[Items from a figure collection]
*-*-*

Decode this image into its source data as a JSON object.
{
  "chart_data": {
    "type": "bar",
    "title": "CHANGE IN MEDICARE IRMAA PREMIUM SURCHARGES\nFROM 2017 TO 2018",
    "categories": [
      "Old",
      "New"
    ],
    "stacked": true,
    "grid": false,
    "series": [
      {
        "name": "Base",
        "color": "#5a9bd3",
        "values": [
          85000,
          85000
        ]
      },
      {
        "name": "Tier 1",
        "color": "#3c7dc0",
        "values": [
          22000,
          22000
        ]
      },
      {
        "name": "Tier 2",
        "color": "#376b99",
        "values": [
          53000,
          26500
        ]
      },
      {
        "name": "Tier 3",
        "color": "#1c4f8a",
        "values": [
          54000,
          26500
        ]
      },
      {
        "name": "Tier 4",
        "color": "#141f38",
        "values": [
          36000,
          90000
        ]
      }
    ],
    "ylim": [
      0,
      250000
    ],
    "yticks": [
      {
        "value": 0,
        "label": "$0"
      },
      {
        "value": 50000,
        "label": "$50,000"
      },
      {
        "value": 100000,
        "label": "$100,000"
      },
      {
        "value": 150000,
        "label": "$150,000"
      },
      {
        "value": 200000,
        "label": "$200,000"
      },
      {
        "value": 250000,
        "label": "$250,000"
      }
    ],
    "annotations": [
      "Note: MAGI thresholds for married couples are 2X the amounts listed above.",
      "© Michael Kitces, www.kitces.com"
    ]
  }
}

*-*-*

→ YOUR TASK:
Output each entry precisely as given.

→ OUTPUT:
Decode this image into its source data as a JSON object.
{
  "chart_data": {
    "type": "bar",
    "title": "CHANGE IN MEDICARE IRMAA PREMIUM SURCHARGES\nFROM 2017 TO 2018",
    "categories": [
      "Old",
      "New"
    ],
    "stacked": true,
    "grid": false,
    "series": [
      {
        "name": "Base",
        "color": "#5a9bd3",
        "values": [
          85000,
          85000
        ]
      },
      {
        "name": "Tier 1",
        "color": "#3c7dc0",
        "values": [
          22000,
          22000
        ]
      },
      {
        "name": "Tier 2",
        "color": "#376b99",
        "values": [
          53000,
          26500
        ]
      },
      {
        "name": "Tier 3",
        "color": "#1c4f8a",
        "values": [
          54000,
          26500
        ]
      },
      {
        "name": "Tier 4",
        "color": "#141f38",
        "values": [
          36000,
          90000
        ]
      }
    ],
    "ylim": [
      0,
      250000
    ],
    "yticks": [
      {
        "value": 0,
        "label": "$0"
      },
      {
        "value": 50000,
        "label": "$50,000"
      },
      {
        "value": 100000,
        "label": "$100,000"
      },
      {
        "value": 150000,
        "label": "$150,000"
      },
      {
        "value": 200000,
        "label": "$200,000"
      },
      {
        "value": 250000,
        "label": "$250,000"
      }
    ],
    "annotations": [
      "Note: MAGI thresholds for married couples are 2X the amounts listed above.",
      "© Michael Kitces, www.kitces.com"
    ]
  }
}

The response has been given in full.